> WRITTEN EXERCISE: Return all entries precisely as they stand, without the images.

[Stored records]
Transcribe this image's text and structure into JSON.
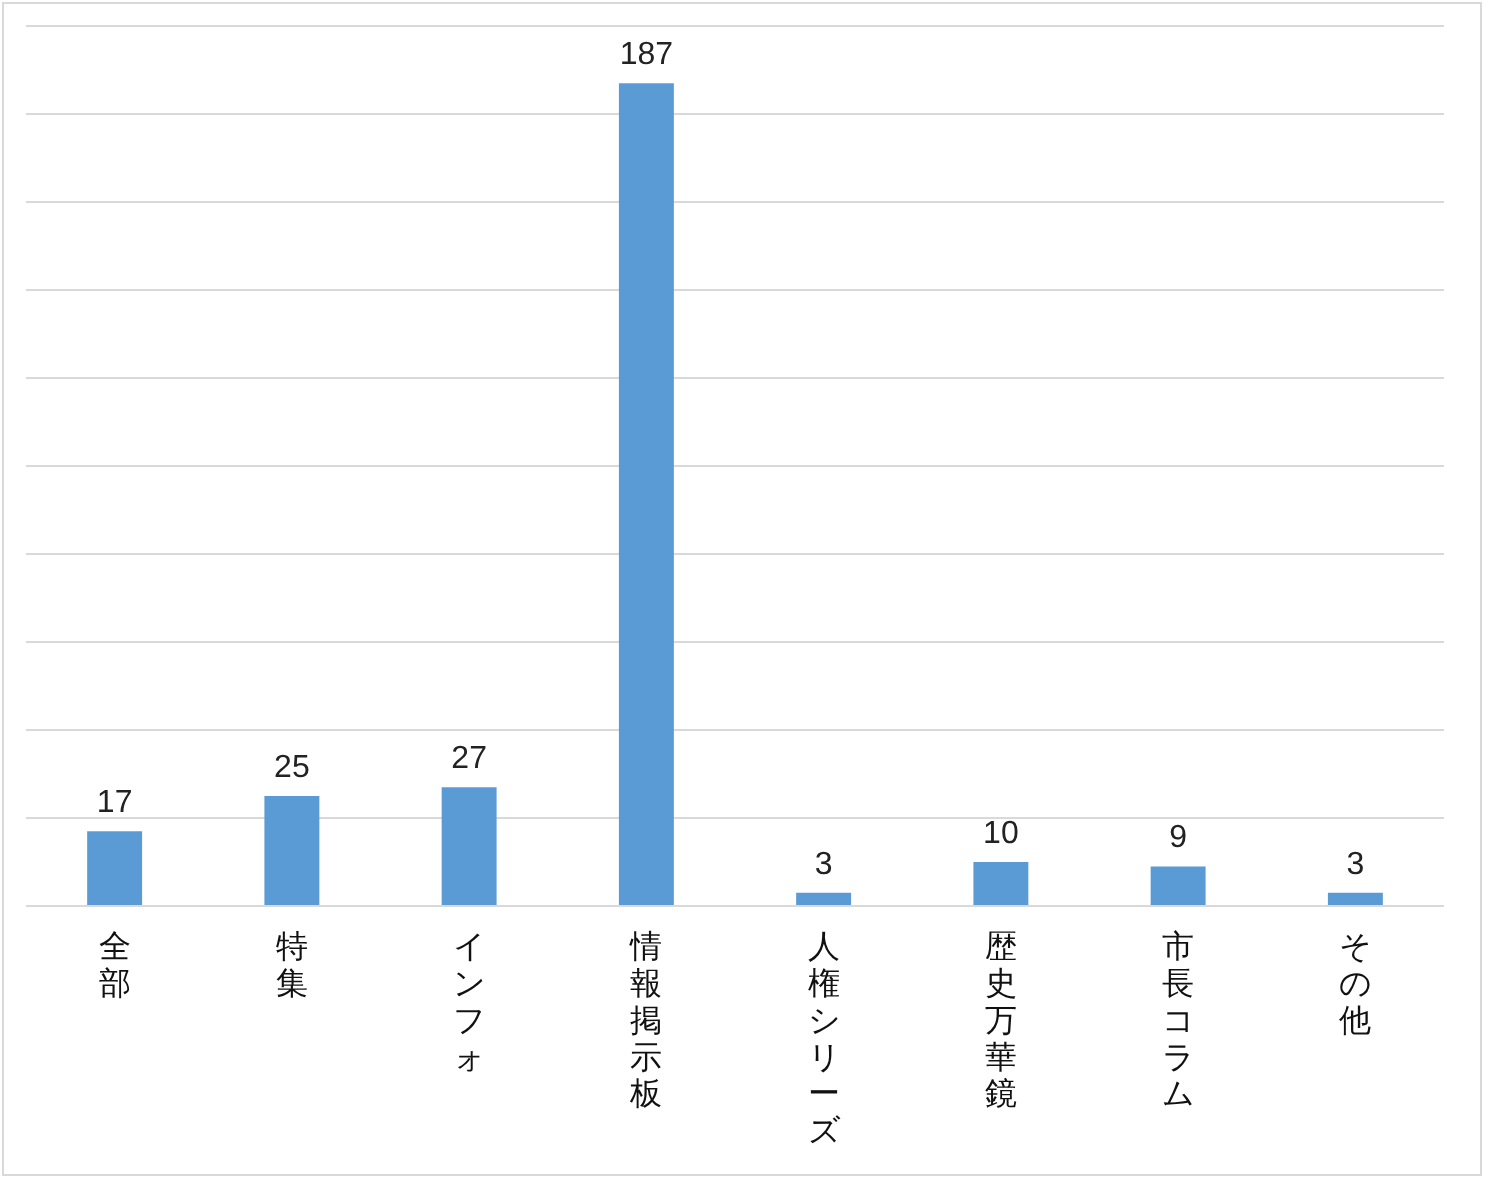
{
  "chart_data": {
    "type": "bar",
    "categories": [
      "全部",
      "特集",
      "インフォ",
      "情報掲示板",
      "人権シリーズ",
      "歴史万華鏡",
      "市長コラム",
      "その他"
    ],
    "values": [
      17,
      25,
      27,
      187,
      3,
      10,
      9,
      3
    ],
    "color": "#5b9bd5",
    "ylim": [
      0,
      200
    ],
    "yticks": [
      {
        "value": 0,
        "label": null
      },
      {
        "value": 20,
        "label": null
      },
      {
        "value": 40,
        "label": null
      },
      {
        "value": 60,
        "label": null
      },
      {
        "value": 80,
        "label": null
      },
      {
        "value": 100,
        "label": null
      },
      {
        "value": 120,
        "label": null
      },
      {
        "value": 140,
        "label": null
      },
      {
        "value": 160,
        "label": null
      },
      {
        "value": 180,
        "label": null
      },
      {
        "value": 200,
        "label": null
      }
    ],
    "grid": "y",
    "tick_labels": "x",
    "data_labels": true
  }
}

> COMPLETED TASK:
Transcribe this image's text and structure into JSON.
{
  "chart_data": {
    "type": "bar",
    "categories": [
      "全部",
      "特集",
      "インフォ",
      "情報掲示板",
      "人権シリーズ",
      "歴史万華鏡",
      "市長コラム",
      "その他"
    ],
    "values": [
      17,
      25,
      27,
      187,
      3,
      10,
      9,
      3
    ],
    "color": "#5b9bd5",
    "ylim": [
      0,
      200
    ],
    "yticks": [
      {
        "value": 0,
        "label": null
      },
      {
        "value": 20,
        "label": null
      },
      {
        "value": 40,
        "label": null
      },
      {
        "value": 60,
        "label": null
      },
      {
        "value": 80,
        "label": null
      },
      {
        "value": 100,
        "label": null
      },
      {
        "value": 120,
        "label": null
      },
      {
        "value": 140,
        "label": null
      },
      {
        "value": 160,
        "label": null
      },
      {
        "value": 180,
        "label": null
      },
      {
        "value": 200,
        "label": null
      }
    ],
    "grid": "y",
    "tick_labels": "x",
    "data_labels": true
  }
}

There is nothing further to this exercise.